Transcribe all of the records word for word, but omit the pictures.

## Dataset entries on figures
— begin —

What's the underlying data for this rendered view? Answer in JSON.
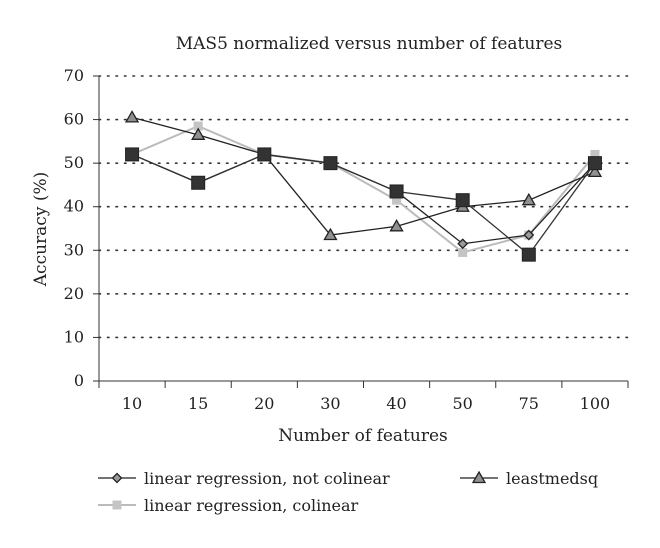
{
  "chart_data": {
    "type": "line",
    "title": "MAS5 normalized versus number of features",
    "xlabel": "Number of features",
    "ylabel": "Accuracy (%)",
    "categories": [
      "10",
      "15",
      "20",
      "30",
      "40",
      "50",
      "75",
      "100"
    ],
    "ylim": [
      0,
      70
    ],
    "yticks": [
      0,
      10,
      20,
      30,
      40,
      50,
      60,
      70
    ],
    "grid": "horizontal dotted",
    "legend_position": "bottom",
    "series": [
      {
        "name": "linear regression, not colinear",
        "marker": "diamond",
        "color": "#222222",
        "values": [
          52,
          45.5,
          52,
          50,
          43.5,
          31.5,
          33.5,
          50
        ]
      },
      {
        "name": "linear regression, colinear",
        "marker": "square",
        "color": "#bbbbbb",
        "values": [
          52,
          58.5,
          52,
          50,
          41.5,
          29.5,
          33.5,
          52
        ]
      },
      {
        "name": "leastmedsq",
        "marker": "triangle",
        "color": "#222222",
        "values": [
          60.5,
          56.5,
          52,
          33.5,
          35.5,
          40,
          41.5,
          48
        ]
      },
      {
        "name": "",
        "marker": "big-square",
        "color": "#333333",
        "values": [
          52,
          45.5,
          52,
          50,
          43.5,
          41.5,
          29,
          50
        ]
      }
    ]
  }
}
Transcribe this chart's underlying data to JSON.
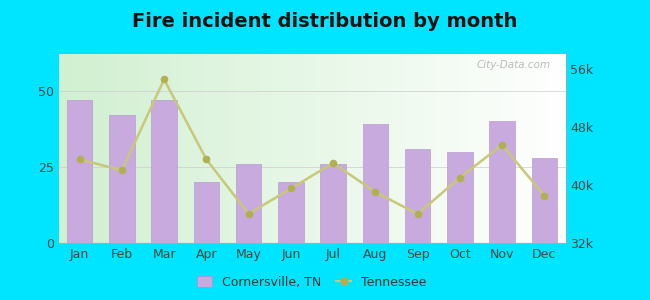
{
  "title": "Fire incident distribution by month",
  "months": [
    "Jan",
    "Feb",
    "Mar",
    "Apr",
    "May",
    "Jun",
    "Jul",
    "Aug",
    "Sep",
    "Oct",
    "Nov",
    "Dec"
  ],
  "bar_values": [
    47,
    42,
    47,
    20,
    26,
    20,
    26,
    39,
    31,
    30,
    40,
    28
  ],
  "line_values": [
    43500,
    42000,
    54500,
    43500,
    36000,
    39500,
    43000,
    39000,
    36000,
    41000,
    45500,
    38500
  ],
  "bar_color": "#c8aade",
  "bar_edge_color": "#b090cc",
  "line_color": "#c8c87a",
  "line_marker_color": "#b0b050",
  "ylim_left": [
    0,
    62
  ],
  "ylim_right": [
    32000,
    58000
  ],
  "yticks_left": [
    0,
    25,
    50
  ],
  "yticks_right": [
    32000,
    40000,
    48000,
    56000
  ],
  "ytick_labels_right": [
    "32k",
    "40k",
    "48k",
    "56k"
  ],
  "outer_bg": "#00e5ff",
  "plot_bg_color": "#e8f5e0",
  "title_fontsize": 14,
  "axis_fontsize": 9,
  "legend_label_bar": "Cornersville, TN",
  "legend_label_line": "Tennessee",
  "watermark": "City-Data.com"
}
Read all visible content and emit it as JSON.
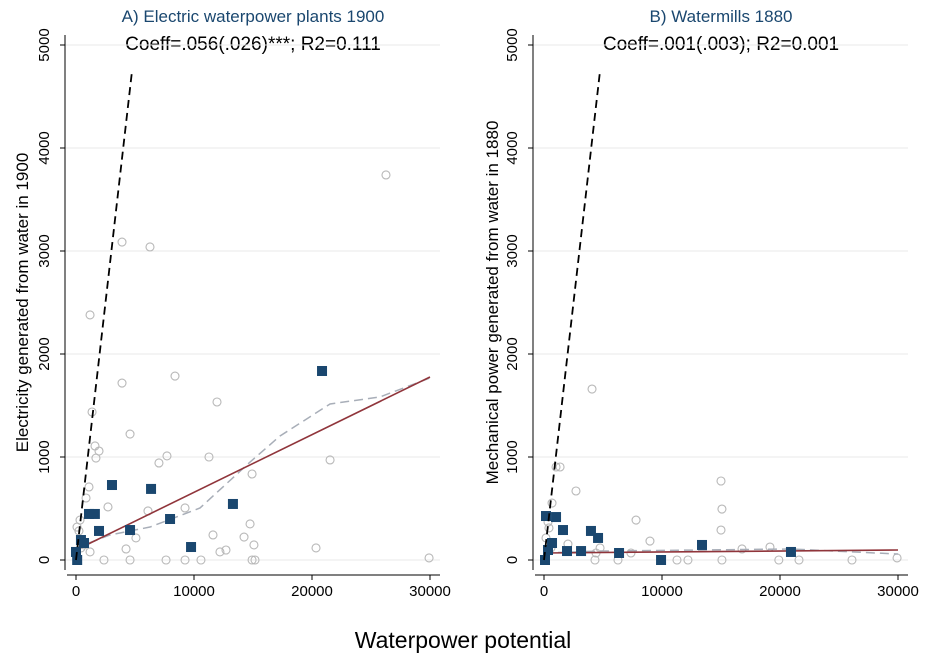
{
  "x_label": "Waterpower potential",
  "chart_data": [
    {
      "type": "scatter",
      "title": "A) Electric waterpower plants 1900",
      "subtitle": "Coeff=.056(.026)***; R2=0.111",
      "y_label": "Electricity generated from water in 1900",
      "xlim": [
        0,
        30000
      ],
      "ylim": [
        0,
        5000
      ],
      "xticks": [
        0,
        10000,
        20000,
        30000
      ],
      "yticks": [
        0,
        1000,
        2000,
        3000,
        4000,
        5000
      ],
      "grid": true,
      "series": [
        {
          "style": "circle",
          "color": "#b8b8b8",
          "x": [
            26270,
            3900,
            6270,
            1190,
            8390,
            11950,
            3900,
            1360,
            4580,
            1610,
            1950,
            1690,
            7710,
            11270,
            21530,
            7030,
            14920,
            1100,
            850,
            2710,
            9240,
            6100,
            11610,
            12710,
            14240,
            15080,
            20340,
            29920,
            12200,
            14920,
            15170,
            7630,
            9240,
            10590,
            2370,
            4580,
            420,
            250,
            680,
            1190,
            85,
            340,
            14750,
            4240,
            5080
          ],
          "values": [
            3738,
            3087,
            3039,
            2379,
            1786,
            1534,
            1718,
            1437,
            1223,
            1107,
            1058,
            990,
            1010,
            1000,
            971,
            942,
            835,
            709,
            602,
            515,
            505,
            476,
            243,
            97,
            223,
            146,
            117,
            20,
            78,
            0,
            0,
            0,
            0,
            0,
            0,
            0,
            117,
            282,
            146,
            78,
            320,
            388,
            350,
            107,
            214
          ]
        },
        {
          "style": "square",
          "color": "#1a476f",
          "x": [
            20850,
            3050,
            6360,
            1100,
            1600,
            420,
            680,
            1950,
            4580,
            7970,
            13300,
            9750,
            100,
            0
          ],
          "values": [
            1835,
            728,
            690,
            447,
            447,
            194,
            165,
            282,
            291,
            398,
            544,
            126,
            0,
            78
          ]
        },
        {
          "style": "lowess",
          "color": "#a8aeb8",
          "x": [
            0,
            2880,
            6270,
            10510,
            14750,
            17290,
            21530,
            25760,
            30000
          ],
          "values": [
            117,
            243,
            320,
            505,
            951,
            1204,
            1515,
            1583,
            1767
          ]
        },
        {
          "style": "fit",
          "color": "#90353b",
          "x": [
            0,
            30000
          ],
          "values": [
            97,
            1777
          ]
        },
        {
          "style": "diagonal",
          "color": "#000000",
          "x": [
            0,
            4750
          ],
          "values": [
            0,
            4750
          ]
        }
      ]
    },
    {
      "type": "scatter",
      "title": "B) Watermills 1880",
      "subtitle": "Coeff=.001(.003); R2=0.001",
      "y_label": "Mechanical power generated from water in 1880",
      "xlim": [
        0,
        30000
      ],
      "ylim": [
        0,
        5000
      ],
      "xticks": [
        0,
        10000,
        20000,
        30000
      ],
      "yticks": [
        0,
        1000,
        2000,
        3000,
        4000,
        5000
      ],
      "grid": true,
      "series": [
        {
          "style": "circle",
          "color": "#b8b8b8",
          "x": [
            4070,
            1360,
            1020,
            2710,
            680,
            15000,
            15080,
            15000,
            7800,
            8980,
            19150,
            29920,
            26100,
            19900,
            21610,
            12200,
            11270,
            15080,
            6270,
            4320,
            420,
            340,
            2030,
            4410,
            16780,
            7370,
            4750,
            170,
            590
          ],
          "values": [
            1660,
            903,
            903,
            670,
            553,
            767,
            495,
            291,
            388,
            184,
            126,
            20,
            0,
            0,
            0,
            0,
            0,
            0,
            0,
            0,
            311,
            369,
            155,
            68,
            107,
            68,
            117,
            214,
            117
          ]
        },
        {
          "style": "square",
          "color": "#1a476f",
          "x": [
            20930,
            13390,
            4580,
            3980,
            1610,
            1020,
            170,
            1950,
            3140,
            6360,
            9920,
            680,
            85,
            340
          ],
          "values": [
            78,
            146,
            214,
            282,
            291,
            417,
            427,
            87,
            87,
            68,
            0,
            165,
            0,
            97
          ]
        },
        {
          "style": "lowess",
          "color": "#a8aeb8",
          "x": [
            0,
            4750,
            13220,
            20850,
            30000
          ],
          "values": [
            68,
            87,
            97,
            107,
            58
          ]
        },
        {
          "style": "fit",
          "color": "#90353b",
          "x": [
            0,
            30000
          ],
          "values": [
            68,
            97
          ]
        },
        {
          "style": "diagonal",
          "color": "#000000",
          "x": [
            0,
            4750
          ],
          "values": [
            0,
            4750
          ]
        }
      ]
    }
  ]
}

— end —

## WRITTEN SOLUTION
What's the underlying data for this rendered view? Answer in JSON.
{
  "chart_data": {
    "type": "line",
    "title": "MAS5 normalized versus number of features",
    "xlabel": "Number of features",
    "ylabel": "Accuracy (%)",
    "categories": [
      "10",
      "15",
      "20",
      "30",
      "40",
      "50",
      "75",
      "100"
    ],
    "ylim": [
      0,
      70
    ],
    "yticks": [
      0,
      10,
      20,
      30,
      40,
      50,
      60,
      70
    ],
    "grid": "horizontal dotted",
    "legend_position": "bottom",
    "series": [
      {
        "name": "linear regression, not colinear",
        "marker": "diamond",
        "color": "#222222",
        "values": [
          52,
          45.5,
          52,
          50,
          43.5,
          31.5,
          33.5,
          50
        ]
      },
      {
        "name": "linear regression, colinear",
        "marker": "square",
        "color": "#bbbbbb",
        "values": [
          52,
          58.5,
          52,
          50,
          41.5,
          29.5,
          33.5,
          52
        ]
      },
      {
        "name": "leastmedsq",
        "marker": "triangle",
        "color": "#222222",
        "values": [
          60.5,
          56.5,
          52,
          33.5,
          35.5,
          40,
          41.5,
          48
        ]
      },
      {
        "name": "",
        "marker": "big-square",
        "color": "#333333",
        "values": [
          52,
          45.5,
          52,
          50,
          43.5,
          41.5,
          29,
          50
        ]
      }
    ]
  }
}
Transcribe this chart's underlying data to JSON.
{
  "title": "Fire incident distribution by month",
  "months": [
    "Jan",
    "Feb",
    "Mar",
    "Apr",
    "May",
    "Jun",
    "Jul",
    "Aug",
    "Sep",
    "Oct",
    "Nov",
    "Dec"
  ],
  "bar_values": [
    47,
    42,
    47,
    20,
    26,
    20,
    26,
    39,
    31,
    30,
    40,
    28
  ],
  "line_values": [
    43500,
    42000,
    54500,
    43500,
    36000,
    39500,
    43000,
    39000,
    36000,
    41000,
    45500,
    38500
  ],
  "bar_color": "#c8aade",
  "bar_edge_color": "#b090cc",
  "line_color": "#c8c87a",
  "line_marker_color": "#b0b050",
  "ylim_left": [
    0,
    62
  ],
  "ylim_right": [
    32000,
    58000
  ],
  "yticks_left": [
    0,
    25,
    50
  ],
  "yticks_right": [
    32000,
    40000,
    48000,
    56000
  ],
  "ytick_labels_right": [
    "32k",
    "40k",
    "48k",
    "56k"
  ],
  "outer_bg": "#00e5ff",
  "plot_bg_color": "#e8f5e0",
  "title_fontsize": 14,
  "axis_fontsize": 9,
  "legend_label_bar": "Cornersville, TN",
  "legend_label_line": "Tennessee",
  "watermark": "City-Data.com"
}
Read all visible content and emit it as JSON.
{
  "x_label": "Waterpower potential",
  "chart_data": [
    {
      "type": "scatter",
      "title": "A) Electric waterpower plants 1900",
      "subtitle": "Coeff=.056(.026)***; R2=0.111",
      "y_label": "Electricity generated from water in 1900",
      "xlim": [
        0,
        30000
      ],
      "ylim": [
        0,
        5000
      ],
      "xticks": [
        0,
        10000,
        20000,
        30000
      ],
      "yticks": [
        0,
        1000,
        2000,
        3000,
        4000,
        5000
      ],
      "grid": true,
      "series": [
        {
          "style": "circle",
          "color": "#b8b8b8",
          "x": [
            26270,
            3900,
            6270,
            1190,
            8390,
            11950,
            3900,
            1360,
            4580,
            1610,
            1950,
            1690,
            7710,
            11270,
            21530,
            7030,
            14920,
            1100,
            850,
            2710,
            9240,
            6100,
            11610,
            12710,
            14240,
            15080,
            20340,
            29920,
            12200,
            14920,
            15170,
            7630,
            9240,
            10590,
            2370,
            4580,
            420,
            250,
            680,
            1190,
            85,
            340,
            14750,
            4240,
            5080
          ],
          "values": [
            3738,
            3087,
            3039,
            2379,
            1786,
            1534,
            1718,
            1437,
            1223,
            1107,
            1058,
            990,
            1010,
            1000,
            971,
            942,
            835,
            709,
            602,
            515,
            505,
            476,
            243,
            97,
            223,
            146,
            117,
            20,
            78,
            0,
            0,
            0,
            0,
            0,
            0,
            0,
            117,
            282,
            146,
            78,
            320,
            388,
            350,
            107,
            214
          ]
        },
        {
          "style": "square",
          "color": "#1a476f",
          "x": [
            20850,
            3050,
            6360,
            1100,
            1600,
            420,
            680,
            1950,
            4580,
            7970,
            13300,
            9750,
            100,
            0
          ],
          "values": [
            1835,
            728,
            690,
            447,
            447,
            194,
            165,
            282,
            291,
            398,
            544,
            126,
            0,
            78
          ]
        },
        {
          "style": "lowess",
          "color": "#a8aeb8",
          "x": [
            0,
            2880,
            6270,
            10510,
            14750,
            17290,
            21530,
            25760,
            30000
          ],
          "values": [
            117,
            243,
            320,
            505,
            951,
            1204,
            1515,
            1583,
            1767
          ]
        },
        {
          "style": "fit",
          "color": "#90353b",
          "x": [
            0,
            30000
          ],
          "values": [
            97,
            1777
          ]
        },
        {
          "style": "diagonal",
          "color": "#000000",
          "x": [
            0,
            4750
          ],
          "values": [
            0,
            4750
          ]
        }
      ]
    },
    {
      "type": "scatter",
      "title": "B) Watermills 1880",
      "subtitle": "Coeff=.001(.003); R2=0.001",
      "y_label": "Mechanical power generated from water in 1880",
      "xlim": [
        0,
        30000
      ],
      "ylim": [
        0,
        5000
      ],
      "xticks": [
        0,
        10000,
        20000,
        30000
      ],
      "yticks": [
        0,
        1000,
        2000,
        3000,
        4000,
        5000
      ],
      "grid": true,
      "series": [
        {
          "style": "circle",
          "color": "#b8b8b8",
          "x": [
            4070,
            1360,
            1020,
            2710,
            680,
            15000,
            15080,
            15000,
            7800,
            8980,
            19150,
            29920,
            26100,
            19900,
            21610,
            12200,
            11270,
            15080,
            6270,
            4320,
            420,
            340,
            2030,
            4410,
            16780,
            7370,
            4750,
            170,
            590
          ],
          "values": [
            1660,
            903,
            903,
            670,
            553,
            767,
            495,
            291,
            388,
            184,
            126,
            20,
            0,
            0,
            0,
            0,
            0,
            0,
            0,
            0,
            311,
            369,
            155,
            68,
            107,
            68,
            117,
            214,
            117
          ]
        },
        {
          "style": "square",
          "color": "#1a476f",
          "x": [
            20930,
            13390,
            4580,
            3980,
            1610,
            1020,
            170,
            1950,
            3140,
            6360,
            9920,
            680,
            85,
            340
          ],
          "values": [
            78,
            146,
            214,
            282,
            291,
            417,
            427,
            87,
            87,
            68,
            0,
            165,
            0,
            97
          ]
        },
        {
          "style": "lowess",
          "color": "#a8aeb8",
          "x": [
            0,
            4750,
            13220,
            20850,
            30000
          ],
          "values": [
            68,
            87,
            97,
            107,
            58
          ]
        },
        {
          "style": "fit",
          "color": "#90353b",
          "x": [
            0,
            30000
          ],
          "values": [
            68,
            97
          ]
        },
        {
          "style": "diagonal",
          "color": "#000000",
          "x": [
            0,
            4750
          ],
          "values": [
            0,
            4750
          ]
        }
      ]
    }
  ]
}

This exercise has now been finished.